Given task: Determine the count of lines holding the string "text". Return only the number.

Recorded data
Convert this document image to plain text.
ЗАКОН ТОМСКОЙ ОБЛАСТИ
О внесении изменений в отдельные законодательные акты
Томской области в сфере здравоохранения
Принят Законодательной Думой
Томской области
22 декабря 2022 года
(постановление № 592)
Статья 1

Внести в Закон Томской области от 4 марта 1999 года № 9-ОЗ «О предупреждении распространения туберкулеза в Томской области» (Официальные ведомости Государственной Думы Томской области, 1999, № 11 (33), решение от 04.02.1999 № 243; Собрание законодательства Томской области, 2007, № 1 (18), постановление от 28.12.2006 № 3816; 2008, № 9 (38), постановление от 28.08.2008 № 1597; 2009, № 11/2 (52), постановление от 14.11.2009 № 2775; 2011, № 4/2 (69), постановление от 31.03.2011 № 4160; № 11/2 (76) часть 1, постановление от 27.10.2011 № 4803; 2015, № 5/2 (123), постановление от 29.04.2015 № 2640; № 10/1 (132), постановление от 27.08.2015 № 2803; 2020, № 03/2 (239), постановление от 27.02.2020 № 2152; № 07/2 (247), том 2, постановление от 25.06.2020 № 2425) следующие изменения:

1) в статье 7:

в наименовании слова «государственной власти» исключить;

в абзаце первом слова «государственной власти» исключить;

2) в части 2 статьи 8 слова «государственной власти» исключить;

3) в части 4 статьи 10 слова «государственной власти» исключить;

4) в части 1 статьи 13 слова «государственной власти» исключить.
...
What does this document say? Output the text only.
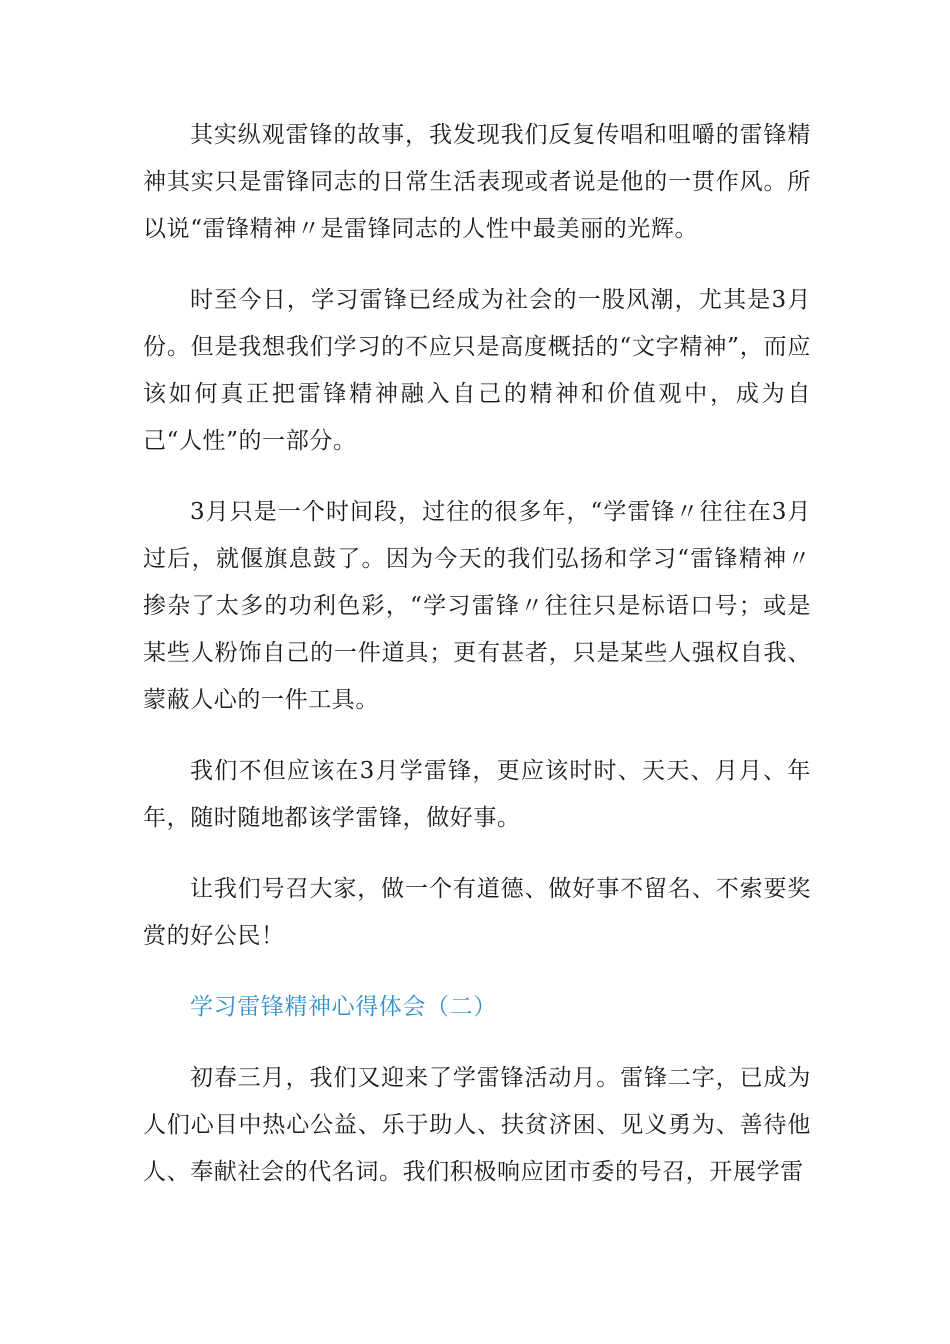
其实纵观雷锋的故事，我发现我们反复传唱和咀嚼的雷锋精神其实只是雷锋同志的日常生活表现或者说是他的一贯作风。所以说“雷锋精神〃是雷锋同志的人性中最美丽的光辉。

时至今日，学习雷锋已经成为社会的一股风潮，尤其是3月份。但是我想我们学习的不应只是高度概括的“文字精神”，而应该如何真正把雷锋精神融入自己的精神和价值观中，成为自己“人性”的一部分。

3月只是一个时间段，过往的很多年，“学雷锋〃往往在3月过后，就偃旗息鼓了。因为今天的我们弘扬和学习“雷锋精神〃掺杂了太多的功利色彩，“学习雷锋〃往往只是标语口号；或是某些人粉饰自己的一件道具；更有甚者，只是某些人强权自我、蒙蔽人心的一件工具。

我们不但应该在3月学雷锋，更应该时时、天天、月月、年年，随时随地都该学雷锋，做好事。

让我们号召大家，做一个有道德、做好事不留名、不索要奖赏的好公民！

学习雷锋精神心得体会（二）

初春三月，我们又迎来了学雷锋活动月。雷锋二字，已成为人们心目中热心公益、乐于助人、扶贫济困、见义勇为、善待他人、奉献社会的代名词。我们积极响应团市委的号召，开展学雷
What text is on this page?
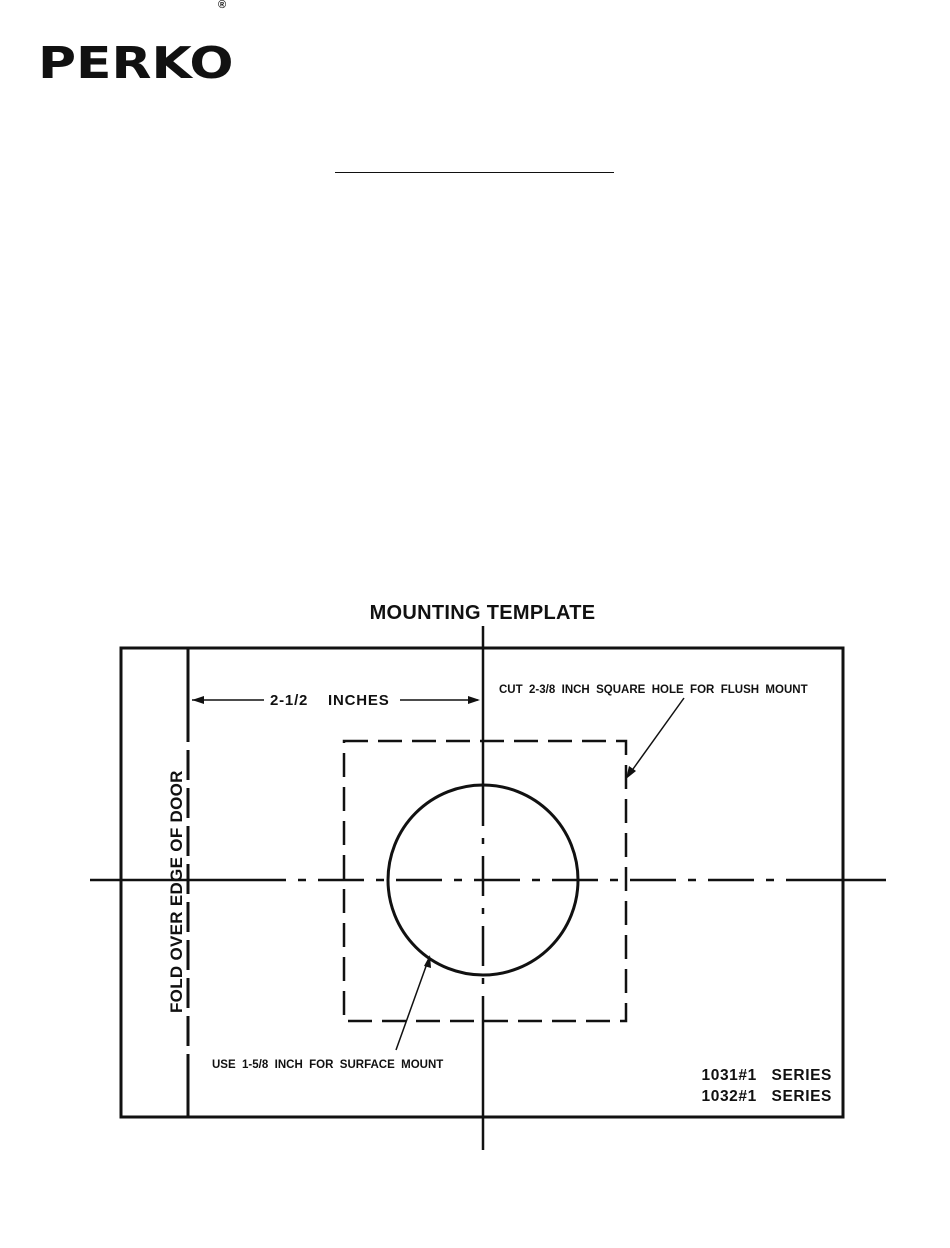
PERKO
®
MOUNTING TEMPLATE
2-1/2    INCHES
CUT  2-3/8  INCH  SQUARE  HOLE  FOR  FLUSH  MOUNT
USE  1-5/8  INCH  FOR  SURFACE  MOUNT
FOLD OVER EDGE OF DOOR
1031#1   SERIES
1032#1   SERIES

Task output: 3